Problem to work on →
Quote the records below in full, exactly as given, with the images taken out.

Data for this task →

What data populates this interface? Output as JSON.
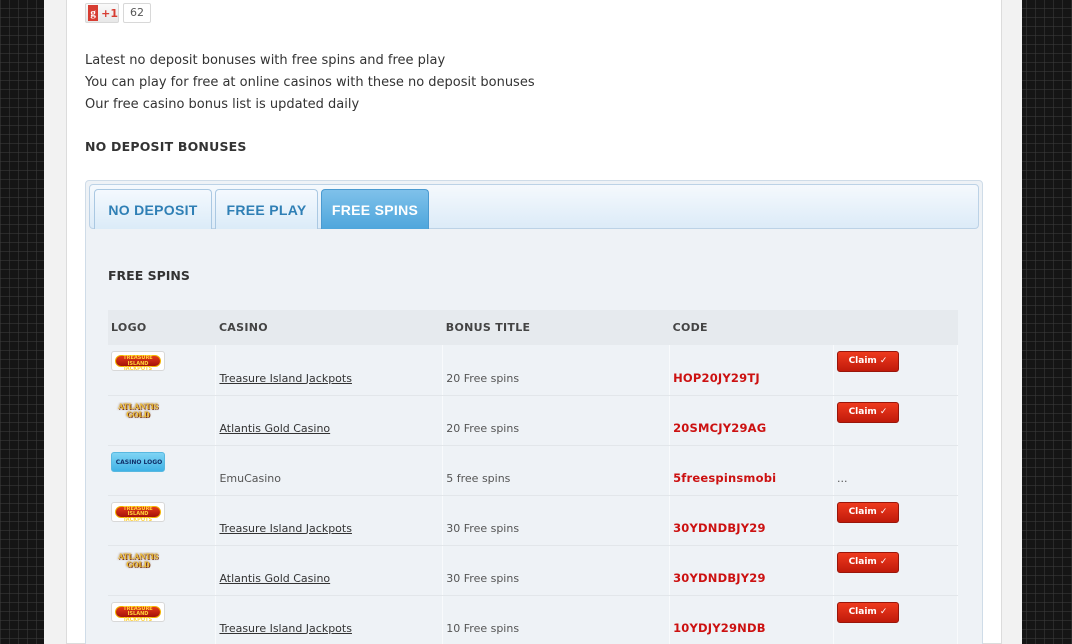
{
  "social": {
    "gplus_label": "+1",
    "gplus_letter": "g",
    "count": "62"
  },
  "intro": [
    "Latest no deposit bonuses with free spins and free play",
    "You can play for free at online casinos with these no deposit bonuses",
    "Our free casino bonus list is updated daily"
  ],
  "section_title": "NO DEPOSIT BONUSES",
  "tabs": [
    {
      "label": "NO DEPOSIT",
      "active": false
    },
    {
      "label": "FREE PLAY",
      "active": false
    },
    {
      "label": "FREE SPINS",
      "active": true
    }
  ],
  "content_title": "FREE SPINS",
  "table": {
    "headers": [
      "LOGO",
      "CASINO",
      "BONUS TITLE",
      "CODE",
      ""
    ],
    "rows": [
      {
        "logo": "treasure-island-jackpots-logo",
        "logo_text": "TREASURE ISLAND JACKPOTS",
        "casino": "Treasure Island Jackpots",
        "linked": true,
        "bonus": "20 Free spins",
        "code": "HOP20JY29TJ",
        "action": "Claim ✓"
      },
      {
        "logo": "atlantis-gold-logo",
        "logo_text": "ATLANTIS GOLD",
        "casino": "Atlantis Gold Casino",
        "linked": true,
        "bonus": "20 Free spins",
        "code": "20SMCJY29AG",
        "action": "Claim ✓"
      },
      {
        "logo": "casino-logo-placeholder",
        "logo_text": "CASINO LOGO",
        "casino": "EmuCasino",
        "linked": false,
        "bonus": "5 free spins",
        "code": "5freespinsmobi",
        "action": "..."
      },
      {
        "logo": "treasure-island-jackpots-logo",
        "logo_text": "TREASURE ISLAND JACKPOTS",
        "casino": "Treasure Island Jackpots",
        "linked": true,
        "bonus": "30 Free spins",
        "code": "30YDNDBJY29",
        "action": "Claim ✓"
      },
      {
        "logo": "atlantis-gold-logo",
        "logo_text": "ATLANTIS GOLD",
        "casino": "Atlantis Gold Casino",
        "linked": true,
        "bonus": "30 Free spins",
        "code": "30YDNDBJY29",
        "action": "Claim ✓"
      },
      {
        "logo": "treasure-island-jackpots-logo",
        "logo_text": "TREASURE ISLAND JACKPOTS",
        "casino": "Treasure Island Jackpots",
        "linked": true,
        "bonus": "10 Free spins",
        "code": "10YDJY29NDB",
        "action": "Claim ✓"
      }
    ]
  },
  "colors": {
    "accent_blue": "#2f7fb5",
    "active_tab": "#4ea6dc",
    "code_red": "#cc1111",
    "claim_red": "#d82a14"
  }
}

Written answer →
What data populates this interface? Output as JSON.
{
  "social": {
    "gplus_label": "+1",
    "gplus_letter": "g",
    "count": "62"
  },
  "intro": [
    "Latest no deposit bonuses with free spins and free play",
    "You can play for free at online casinos with these no deposit bonuses",
    "Our free casino bonus list is updated daily"
  ],
  "section_title": "NO DEPOSIT BONUSES",
  "tabs": [
    {
      "label": "NO DEPOSIT",
      "active": false
    },
    {
      "label": "FREE PLAY",
      "active": false
    },
    {
      "label": "FREE SPINS",
      "active": true
    }
  ],
  "content_title": "FREE SPINS",
  "table": {
    "headers": [
      "LOGO",
      "CASINO",
      "BONUS TITLE",
      "CODE",
      ""
    ],
    "rows": [
      {
        "logo": "treasure-island-jackpots-logo",
        "logo_text": "TREASURE ISLAND JACKPOTS",
        "casino": "Treasure Island Jackpots",
        "linked": true,
        "bonus": "20 Free spins",
        "code": "HOP20JY29TJ",
        "action": "Claim ✓"
      },
      {
        "logo": "atlantis-gold-logo",
        "logo_text": "ATLANTIS GOLD",
        "casino": "Atlantis Gold Casino",
        "linked": true,
        "bonus": "20 Free spins",
        "code": "20SMCJY29AG",
        "action": "Claim ✓"
      },
      {
        "logo": "casino-logo-placeholder",
        "logo_text": "CASINO LOGO",
        "casino": "EmuCasino",
        "linked": false,
        "bonus": "5 free spins",
        "code": "5freespinsmobi",
        "action": "..."
      },
      {
        "logo": "treasure-island-jackpots-logo",
        "logo_text": "TREASURE ISLAND JACKPOTS",
        "casino": "Treasure Island Jackpots",
        "linked": true,
        "bonus": "30 Free spins",
        "code": "30YDNDBJY29",
        "action": "Claim ✓"
      },
      {
        "logo": "atlantis-gold-logo",
        "logo_text": "ATLANTIS GOLD",
        "casino": "Atlantis Gold Casino",
        "linked": true,
        "bonus": "30 Free spins",
        "code": "30YDNDBJY29",
        "action": "Claim ✓"
      },
      {
        "logo": "treasure-island-jackpots-logo",
        "logo_text": "TREASURE ISLAND JACKPOTS",
        "casino": "Treasure Island Jackpots",
        "linked": true,
        "bonus": "10 Free spins",
        "code": "10YDJY29NDB",
        "action": "Claim ✓"
      }
    ]
  },
  "colors": {
    "accent_blue": "#2f7fb5",
    "active_tab": "#4ea6dc",
    "code_red": "#cc1111",
    "claim_red": "#d82a14"
  }
}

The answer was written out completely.